Job:
Every record below is to be retyped exactly.

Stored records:

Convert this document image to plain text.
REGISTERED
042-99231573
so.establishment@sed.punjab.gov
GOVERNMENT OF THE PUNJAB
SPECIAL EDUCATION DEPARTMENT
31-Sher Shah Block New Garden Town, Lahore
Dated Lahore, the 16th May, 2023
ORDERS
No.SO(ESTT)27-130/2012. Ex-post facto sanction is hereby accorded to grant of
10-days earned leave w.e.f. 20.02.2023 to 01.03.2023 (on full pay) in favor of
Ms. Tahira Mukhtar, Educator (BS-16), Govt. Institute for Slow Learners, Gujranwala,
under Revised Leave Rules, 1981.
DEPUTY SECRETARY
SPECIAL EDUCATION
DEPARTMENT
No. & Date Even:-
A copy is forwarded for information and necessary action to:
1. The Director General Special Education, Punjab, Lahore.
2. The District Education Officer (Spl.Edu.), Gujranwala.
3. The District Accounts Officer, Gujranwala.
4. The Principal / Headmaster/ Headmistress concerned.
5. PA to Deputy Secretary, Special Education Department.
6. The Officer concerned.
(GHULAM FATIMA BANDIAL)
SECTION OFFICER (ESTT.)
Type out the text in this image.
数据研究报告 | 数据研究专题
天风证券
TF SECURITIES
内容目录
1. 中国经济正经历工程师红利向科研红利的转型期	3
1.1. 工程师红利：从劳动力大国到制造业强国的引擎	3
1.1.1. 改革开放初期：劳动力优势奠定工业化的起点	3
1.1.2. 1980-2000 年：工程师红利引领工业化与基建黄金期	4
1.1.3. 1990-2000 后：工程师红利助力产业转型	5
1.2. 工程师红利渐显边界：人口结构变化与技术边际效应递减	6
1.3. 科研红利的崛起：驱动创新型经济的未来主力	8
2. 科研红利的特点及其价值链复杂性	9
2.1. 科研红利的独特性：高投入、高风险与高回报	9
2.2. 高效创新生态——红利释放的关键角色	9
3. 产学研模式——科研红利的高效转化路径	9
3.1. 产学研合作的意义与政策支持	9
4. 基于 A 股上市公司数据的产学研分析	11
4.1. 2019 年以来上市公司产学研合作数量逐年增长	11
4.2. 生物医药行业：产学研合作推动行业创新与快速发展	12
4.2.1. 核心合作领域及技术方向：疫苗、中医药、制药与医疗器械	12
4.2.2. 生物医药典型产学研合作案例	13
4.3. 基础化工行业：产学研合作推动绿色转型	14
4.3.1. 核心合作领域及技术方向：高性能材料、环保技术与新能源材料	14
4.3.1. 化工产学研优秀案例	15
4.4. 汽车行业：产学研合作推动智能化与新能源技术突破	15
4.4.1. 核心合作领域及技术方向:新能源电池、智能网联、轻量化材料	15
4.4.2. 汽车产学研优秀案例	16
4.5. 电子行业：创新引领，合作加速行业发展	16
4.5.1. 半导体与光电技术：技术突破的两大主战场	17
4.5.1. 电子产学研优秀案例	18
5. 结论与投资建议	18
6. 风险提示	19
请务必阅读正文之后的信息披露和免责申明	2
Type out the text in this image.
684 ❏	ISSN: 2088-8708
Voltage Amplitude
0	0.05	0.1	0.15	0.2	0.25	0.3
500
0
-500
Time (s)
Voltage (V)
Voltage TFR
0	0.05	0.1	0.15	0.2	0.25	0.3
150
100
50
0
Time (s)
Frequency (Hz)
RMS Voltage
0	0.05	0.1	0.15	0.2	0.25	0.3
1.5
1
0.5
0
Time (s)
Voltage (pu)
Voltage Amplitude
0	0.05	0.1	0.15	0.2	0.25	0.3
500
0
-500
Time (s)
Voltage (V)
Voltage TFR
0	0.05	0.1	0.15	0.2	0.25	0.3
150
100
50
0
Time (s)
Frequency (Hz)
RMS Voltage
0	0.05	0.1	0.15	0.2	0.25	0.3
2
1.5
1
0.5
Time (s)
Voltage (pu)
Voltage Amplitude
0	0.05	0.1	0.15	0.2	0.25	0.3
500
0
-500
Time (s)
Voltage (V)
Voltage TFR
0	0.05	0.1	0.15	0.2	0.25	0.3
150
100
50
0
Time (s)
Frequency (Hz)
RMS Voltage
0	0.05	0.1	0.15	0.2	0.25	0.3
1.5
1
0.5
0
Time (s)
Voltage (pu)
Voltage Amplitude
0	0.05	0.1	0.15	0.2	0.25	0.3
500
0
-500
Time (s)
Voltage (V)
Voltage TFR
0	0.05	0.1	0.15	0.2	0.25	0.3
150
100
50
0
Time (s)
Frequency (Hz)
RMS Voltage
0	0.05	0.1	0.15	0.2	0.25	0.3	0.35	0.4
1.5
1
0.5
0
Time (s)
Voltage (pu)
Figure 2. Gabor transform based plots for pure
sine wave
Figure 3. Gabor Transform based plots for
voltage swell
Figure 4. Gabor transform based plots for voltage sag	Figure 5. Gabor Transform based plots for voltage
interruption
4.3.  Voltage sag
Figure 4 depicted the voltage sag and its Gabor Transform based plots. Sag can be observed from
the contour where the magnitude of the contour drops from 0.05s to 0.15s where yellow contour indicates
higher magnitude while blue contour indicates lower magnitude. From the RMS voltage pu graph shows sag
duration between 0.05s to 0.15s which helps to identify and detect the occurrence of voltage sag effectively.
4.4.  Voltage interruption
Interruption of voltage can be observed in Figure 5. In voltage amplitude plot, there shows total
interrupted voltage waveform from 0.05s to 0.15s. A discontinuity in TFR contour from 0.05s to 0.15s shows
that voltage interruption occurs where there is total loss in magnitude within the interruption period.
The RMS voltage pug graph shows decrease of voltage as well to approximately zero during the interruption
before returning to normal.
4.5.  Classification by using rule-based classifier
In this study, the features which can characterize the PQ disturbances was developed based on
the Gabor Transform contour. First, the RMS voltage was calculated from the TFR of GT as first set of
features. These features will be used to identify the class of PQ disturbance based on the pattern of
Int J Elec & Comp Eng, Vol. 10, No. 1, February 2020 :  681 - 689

Result of the exercise:
Convert this document image to plain text.
REGISTERED
042-99231573
so.establishment@sed.punjab.gov
GOVERNMENT OF THE PUNJAB
SPECIAL EDUCATION DEPARTMENT
31-Sher Shah Block New Garden Town, Lahore
Dated Lahore, the 16th May, 2023
ORDERS
No.SO(ESTT)27-130/2012. Ex-post facto sanction is hereby accorded to grant of
10-days earned leave w.e.f. 20.02.2023 to 01.03.2023 (on full pay) in favor of
Ms. Tahira Mukhtar, Educator (BS-16), Govt. Institute for Slow Learners, Gujranwala,
under Revised Leave Rules, 1981.
DEPUTY SECRETARY
SPECIAL EDUCATION
DEPARTMENT
No. & Date Even:-
A copy is forwarded for information and necessary action to:
1. The Director General Special Education, Punjab, Lahore.
2. The District Education Officer (Spl.Edu.), Gujranwala.
3. The District Accounts Officer, Gujranwala.
4. The Principal / Headmaster/ Headmistress concerned.
5. PA to Deputy Secretary, Special Education Department.
6. The Officer concerned.
(GHULAM FATIMA BANDIAL)
SECTION OFFICER (ESTT.)
Type out the text in this image.
数据研究报告 | 数据研究专题
天风证券
TF SECURITIES
内容目录
1. 中国经济正经历工程师红利向科研红利的转型期	3
1.1. 工程师红利：从劳动力大国到制造业强国的引擎	3
1.1.1. 改革开放初期：劳动力优势奠定工业化的起点	3
1.1.2. 1980-2000 年：工程师红利引领工业化与基建黄金期	4
1.1.3. 1990-2000 后：工程师红利助力产业转型	5
1.2. 工程师红利渐显边界：人口结构变化与技术边际效应递减	6
1.3. 科研红利的崛起：驱动创新型经济的未来主力	8
2. 科研红利的特点及其价值链复杂性	9
2.1. 科研红利的独特性：高投入、高风险与高回报	9
2.2. 高效创新生态——红利释放的关键角色	9
3. 产学研模式——科研红利的高效转化路径	9
3.1. 产学研合作的意义与政策支持	9
4. 基于 A 股上市公司数据的产学研分析	11
4.1. 2019 年以来上市公司产学研合作数量逐年增长	11
4.2. 生物医药行业：产学研合作推动行业创新与快速发展	12
4.2.1. 核心合作领域及技术方向：疫苗、中医药、制药与医疗器械	12
4.2.2. 生物医药典型产学研合作案例	13
4.3. 基础化工行业：产学研合作推动绿色转型	14
4.3.1. 核心合作领域及技术方向：高性能材料、环保技术与新能源材料	14
4.3.1. 化工产学研优秀案例	15
4.4. 汽车行业：产学研合作推动智能化与新能源技术突破	15
4.4.1. 核心合作领域及技术方向:新能源电池、智能网联、轻量化材料	15
4.4.2. 汽车产学研优秀案例	16
4.5. 电子行业：创新引领，合作加速行业发展	16
4.5.1. 半导体与光电技术：技术突破的两大主战场	17
4.5.1. 电子产学研优秀案例	18
5. 结论与投资建议	18
6. 风险提示	19
请务必阅读正文之后的信息披露和免责申明	2
Type out the text in this image.
684 ❏	ISSN: 2088-8708
Voltage Amplitude
0	0.05	0.1	0.15	0.2	0.25	0.3
500
0
-500
Time (s)
Voltage (V)
Voltage TFR
0	0.05	0.1	0.15	0.2	0.25	0.3
150
100
50
0
Time (s)
Frequency (Hz)
RMS Voltage
0	0.05	0.1	0.15	0.2	0.25	0.3
1.5
1
0.5
0
Time (s)
Voltage (pu)
Voltage Amplitude
0	0.05	0.1	0.15	0.2	0.25	0.3
500
0
-500
Time (s)
Voltage (V)
Voltage TFR
0	0.05	0.1	0.15	0.2	0.25	0.3
150
100
50
0
Time (s)
Frequency (Hz)
RMS Voltage
0	0.05	0.1	0.15	0.2	0.25	0.3
2
1.5
1
0.5
Time (s)
Voltage (pu)
Voltage Amplitude
0	0.05	0.1	0.15	0.2	0.25	0.3
500
0
-500
Time (s)
Voltage (V)
Voltage TFR
0	0.05	0.1	0.15	0.2	0.25	0.3
150
100
50
0
Time (s)
Frequency (Hz)
RMS Voltage
0	0.05	0.1	0.15	0.2	0.25	0.3
1.5
1
0.5
0
Time (s)
Voltage (pu)
Voltage Amplitude
0	0.05	0.1	0.15	0.2	0.25	0.3
500
0
-500
Time (s)
Voltage (V)
Voltage TFR
0	0.05	0.1	0.15	0.2	0.25	0.3
150
100
50
0
Time (s)
Frequency (Hz)
RMS Voltage
0	0.05	0.1	0.15	0.2	0.25	0.3	0.35	0.4
1.5
1
0.5
0
Time (s)
Voltage (pu)
Figure 2. Gabor transform based plots for pure
sine wave
Figure 3. Gabor Transform based plots for
voltage swell
Figure 4. Gabor transform based plots for voltage sag	Figure 5. Gabor Transform based plots for voltage
interruption
4.3.  Voltage sag
Figure 4 depicted the voltage sag and its Gabor Transform based plots. Sag can be observed from
the contour where the magnitude of the contour drops from 0.05s to 0.15s where yellow contour indicates
higher magnitude while blue contour indicates lower magnitude. From the RMS voltage pu graph shows sag
duration between 0.05s to 0.15s which helps to identify and detect the occurrence of voltage sag effectively.
4.4.  Voltage interruption
Interruption of voltage can be observed in Figure 5. In voltage amplitude plot, there shows total
interrupted voltage waveform from 0.05s to 0.15s. A discontinuity in TFR contour from 0.05s to 0.15s shows
that voltage interruption occurs where there is total loss in magnitude within the interruption period.
The RMS voltage pug graph shows decrease of voltage as well to approximately zero during the interruption
before returning to normal.
4.5.  Classification by using rule-based classifier
In this study, the features which can characterize the PQ disturbances was developed based on
the Gabor Transform contour. First, the RMS voltage was calculated from the TFR of GT as first set of
features. These features will be used to identify the class of PQ disturbance based on the pattern of
Int J Elec & Comp Eng, Vol. 10, No. 1, February 2020 :  681 - 689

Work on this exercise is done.